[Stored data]
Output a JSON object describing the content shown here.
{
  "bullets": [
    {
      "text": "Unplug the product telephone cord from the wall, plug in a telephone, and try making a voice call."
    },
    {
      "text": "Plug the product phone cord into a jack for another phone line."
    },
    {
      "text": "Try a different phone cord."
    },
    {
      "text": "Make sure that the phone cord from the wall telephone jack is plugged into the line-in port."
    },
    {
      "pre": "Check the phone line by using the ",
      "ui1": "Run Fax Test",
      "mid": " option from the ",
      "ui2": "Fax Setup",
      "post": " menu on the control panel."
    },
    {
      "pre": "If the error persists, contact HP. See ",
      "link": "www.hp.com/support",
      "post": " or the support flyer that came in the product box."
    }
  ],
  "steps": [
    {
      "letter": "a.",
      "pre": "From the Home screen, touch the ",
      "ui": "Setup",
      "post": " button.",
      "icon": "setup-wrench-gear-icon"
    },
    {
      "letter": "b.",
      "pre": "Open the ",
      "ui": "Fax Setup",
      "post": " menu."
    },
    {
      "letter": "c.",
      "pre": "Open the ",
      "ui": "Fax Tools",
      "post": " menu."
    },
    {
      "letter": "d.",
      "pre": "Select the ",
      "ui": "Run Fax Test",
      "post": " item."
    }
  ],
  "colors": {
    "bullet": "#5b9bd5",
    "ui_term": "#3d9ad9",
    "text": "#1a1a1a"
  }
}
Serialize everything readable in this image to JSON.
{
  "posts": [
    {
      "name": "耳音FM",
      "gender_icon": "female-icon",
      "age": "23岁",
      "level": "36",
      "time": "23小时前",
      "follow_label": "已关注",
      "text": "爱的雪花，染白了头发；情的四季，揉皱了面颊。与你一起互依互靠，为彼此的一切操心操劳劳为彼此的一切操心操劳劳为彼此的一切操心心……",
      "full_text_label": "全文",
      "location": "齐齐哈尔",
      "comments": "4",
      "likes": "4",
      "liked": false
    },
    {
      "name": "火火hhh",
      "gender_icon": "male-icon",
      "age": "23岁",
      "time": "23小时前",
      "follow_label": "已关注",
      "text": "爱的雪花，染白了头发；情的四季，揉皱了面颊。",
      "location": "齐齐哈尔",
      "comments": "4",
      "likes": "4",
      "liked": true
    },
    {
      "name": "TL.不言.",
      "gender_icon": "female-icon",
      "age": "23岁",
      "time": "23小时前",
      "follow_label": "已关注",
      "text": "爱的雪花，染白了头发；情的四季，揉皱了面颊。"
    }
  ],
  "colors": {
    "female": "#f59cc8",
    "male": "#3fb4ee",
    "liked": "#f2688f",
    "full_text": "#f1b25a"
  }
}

*What is expected*
Lines containing the word "wall" must all be returned from the material above.

*Finished exercise*
      "text": "Unplug the product telephone cord from the wall, plug in a telephone, and try making a voice call."
      "text": "Make sure that the phone cord from the wall telephone jack is plugged into the line-in port."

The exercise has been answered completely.